======== WORKING DATA ========

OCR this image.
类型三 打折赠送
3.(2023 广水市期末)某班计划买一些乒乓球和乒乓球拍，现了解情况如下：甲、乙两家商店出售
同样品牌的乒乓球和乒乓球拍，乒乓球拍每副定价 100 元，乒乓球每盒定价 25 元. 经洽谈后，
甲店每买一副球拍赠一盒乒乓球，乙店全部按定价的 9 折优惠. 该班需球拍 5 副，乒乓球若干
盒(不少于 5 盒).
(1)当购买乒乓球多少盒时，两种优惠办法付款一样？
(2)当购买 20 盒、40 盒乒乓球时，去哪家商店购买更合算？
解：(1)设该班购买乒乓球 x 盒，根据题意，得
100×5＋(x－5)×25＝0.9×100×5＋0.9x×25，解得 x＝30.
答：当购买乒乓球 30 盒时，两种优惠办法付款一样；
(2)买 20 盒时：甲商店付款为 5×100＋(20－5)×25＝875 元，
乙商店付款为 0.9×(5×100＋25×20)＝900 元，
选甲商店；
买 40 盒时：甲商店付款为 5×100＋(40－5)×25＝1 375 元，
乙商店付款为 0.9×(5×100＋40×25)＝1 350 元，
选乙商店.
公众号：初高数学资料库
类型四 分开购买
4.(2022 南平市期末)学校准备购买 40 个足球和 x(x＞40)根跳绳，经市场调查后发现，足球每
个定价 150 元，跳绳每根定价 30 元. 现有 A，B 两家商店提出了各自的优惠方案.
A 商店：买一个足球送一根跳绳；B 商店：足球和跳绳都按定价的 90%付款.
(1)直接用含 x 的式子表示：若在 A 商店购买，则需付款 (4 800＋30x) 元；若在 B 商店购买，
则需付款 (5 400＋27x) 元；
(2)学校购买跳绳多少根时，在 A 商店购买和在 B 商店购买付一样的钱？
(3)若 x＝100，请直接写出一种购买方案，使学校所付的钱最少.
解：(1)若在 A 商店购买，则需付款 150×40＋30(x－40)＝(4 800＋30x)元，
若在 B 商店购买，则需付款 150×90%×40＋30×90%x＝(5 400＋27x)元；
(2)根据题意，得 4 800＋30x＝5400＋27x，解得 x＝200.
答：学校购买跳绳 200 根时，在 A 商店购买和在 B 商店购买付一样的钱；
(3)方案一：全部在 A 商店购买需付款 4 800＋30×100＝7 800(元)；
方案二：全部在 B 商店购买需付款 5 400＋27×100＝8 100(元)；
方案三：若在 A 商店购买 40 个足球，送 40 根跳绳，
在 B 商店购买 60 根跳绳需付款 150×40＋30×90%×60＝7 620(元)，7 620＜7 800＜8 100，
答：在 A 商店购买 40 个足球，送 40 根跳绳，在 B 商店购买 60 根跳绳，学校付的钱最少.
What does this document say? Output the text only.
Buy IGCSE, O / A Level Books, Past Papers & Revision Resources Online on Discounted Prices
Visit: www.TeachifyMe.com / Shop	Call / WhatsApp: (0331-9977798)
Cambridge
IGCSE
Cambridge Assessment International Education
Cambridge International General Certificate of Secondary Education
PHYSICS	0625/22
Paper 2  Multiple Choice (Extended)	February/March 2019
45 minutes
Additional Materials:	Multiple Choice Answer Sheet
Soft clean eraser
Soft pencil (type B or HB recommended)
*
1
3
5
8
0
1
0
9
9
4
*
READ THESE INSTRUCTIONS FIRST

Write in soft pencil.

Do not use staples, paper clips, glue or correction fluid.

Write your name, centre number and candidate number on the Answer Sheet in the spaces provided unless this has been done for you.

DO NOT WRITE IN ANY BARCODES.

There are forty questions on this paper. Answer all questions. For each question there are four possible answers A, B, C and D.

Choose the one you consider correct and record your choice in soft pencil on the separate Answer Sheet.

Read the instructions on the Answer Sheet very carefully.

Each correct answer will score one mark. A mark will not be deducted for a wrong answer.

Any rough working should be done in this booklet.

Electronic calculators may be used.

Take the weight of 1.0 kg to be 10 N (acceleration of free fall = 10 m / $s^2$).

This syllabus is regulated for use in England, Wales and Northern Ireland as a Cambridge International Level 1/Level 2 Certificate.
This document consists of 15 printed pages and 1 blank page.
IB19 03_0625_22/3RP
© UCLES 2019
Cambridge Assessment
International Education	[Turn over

========

EXERCISE OBJECTIVE: List the lines of the material in which the word "International" occurs.

THE OUTPUT:
Cambridge Assessment International Education
Cambridge International General Certificate of Secondary Education
This syllabus is regulated for use in England, Wales and Northern Ireland as a Cambridge International Level 1/Level 2 Certificate.
International Education	[Turn over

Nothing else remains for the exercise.